Exercise: Print all of the entries exactly, minus the pictures.

Source material:
#####

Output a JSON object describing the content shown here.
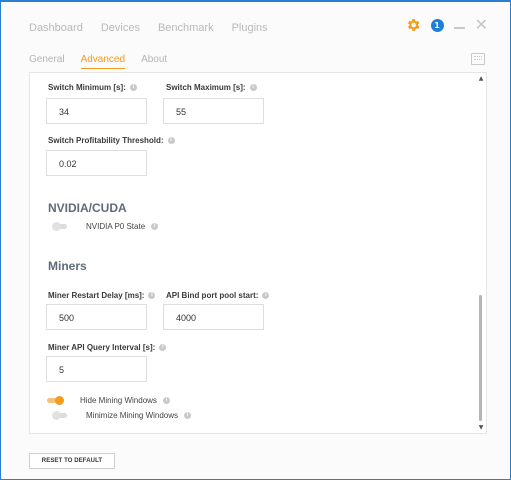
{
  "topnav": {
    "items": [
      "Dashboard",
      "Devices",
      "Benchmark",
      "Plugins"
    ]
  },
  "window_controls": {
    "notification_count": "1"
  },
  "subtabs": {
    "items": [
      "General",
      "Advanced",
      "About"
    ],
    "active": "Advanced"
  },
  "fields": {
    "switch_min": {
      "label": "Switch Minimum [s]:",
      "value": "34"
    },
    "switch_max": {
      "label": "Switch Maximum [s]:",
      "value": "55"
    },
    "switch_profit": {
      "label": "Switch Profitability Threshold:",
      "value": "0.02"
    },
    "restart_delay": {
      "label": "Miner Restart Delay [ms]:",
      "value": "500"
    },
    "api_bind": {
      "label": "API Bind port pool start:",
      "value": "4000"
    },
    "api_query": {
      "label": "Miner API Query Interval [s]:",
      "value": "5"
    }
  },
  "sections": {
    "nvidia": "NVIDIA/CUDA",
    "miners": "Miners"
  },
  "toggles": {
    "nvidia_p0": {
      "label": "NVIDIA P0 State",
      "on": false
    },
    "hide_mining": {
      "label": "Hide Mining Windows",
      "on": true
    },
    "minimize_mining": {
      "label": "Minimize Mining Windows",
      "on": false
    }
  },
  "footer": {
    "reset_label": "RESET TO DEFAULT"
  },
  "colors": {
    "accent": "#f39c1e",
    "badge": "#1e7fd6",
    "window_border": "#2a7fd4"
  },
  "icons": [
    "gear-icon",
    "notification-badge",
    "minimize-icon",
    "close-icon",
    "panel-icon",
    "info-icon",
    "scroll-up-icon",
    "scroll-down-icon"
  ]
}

#####

Solution to the problem:
Output a JSON object describing the content shown here.
{
  "topnav": {
    "items": [
      "Dashboard",
      "Devices",
      "Benchmark",
      "Plugins"
    ]
  },
  "window_controls": {
    "notification_count": "1"
  },
  "subtabs": {
    "items": [
      "General",
      "Advanced",
      "About"
    ],
    "active": "Advanced"
  },
  "fields": {
    "switch_min": {
      "label": "Switch Minimum [s]:",
      "value": "34"
    },
    "switch_max": {
      "label": "Switch Maximum [s]:",
      "value": "55"
    },
    "switch_profit": {
      "label": "Switch Profitability Threshold:",
      "value": "0.02"
    },
    "restart_delay": {
      "label": "Miner Restart Delay [ms]:",
      "value": "500"
    },
    "api_bind": {
      "label": "API Bind port pool start:",
      "value": "4000"
    },
    "api_query": {
      "label": "Miner API Query Interval [s]:",
      "value": "5"
    }
  },
  "sections": {
    "nvidia": "NVIDIA/CUDA",
    "miners": "Miners"
  },
  "toggles": {
    "nvidia_p0": {
      "label": "NVIDIA P0 State",
      "on": false
    },
    "hide_mining": {
      "label": "Hide Mining Windows",
      "on": true
    },
    "minimize_mining": {
      "label": "Minimize Mining Windows",
      "on": false
    }
  },
  "footer": {
    "reset_label": "RESET TO DEFAULT"
  },
  "colors": {
    "accent": "#f39c1e",
    "badge": "#1e7fd6",
    "window_border": "#2a7fd4"
  },
  "icons": [
    "gear-icon",
    "notification-badge",
    "minimize-icon",
    "close-icon",
    "panel-icon",
    "info-icon",
    "scroll-up-icon",
    "scroll-down-icon"
  ]
}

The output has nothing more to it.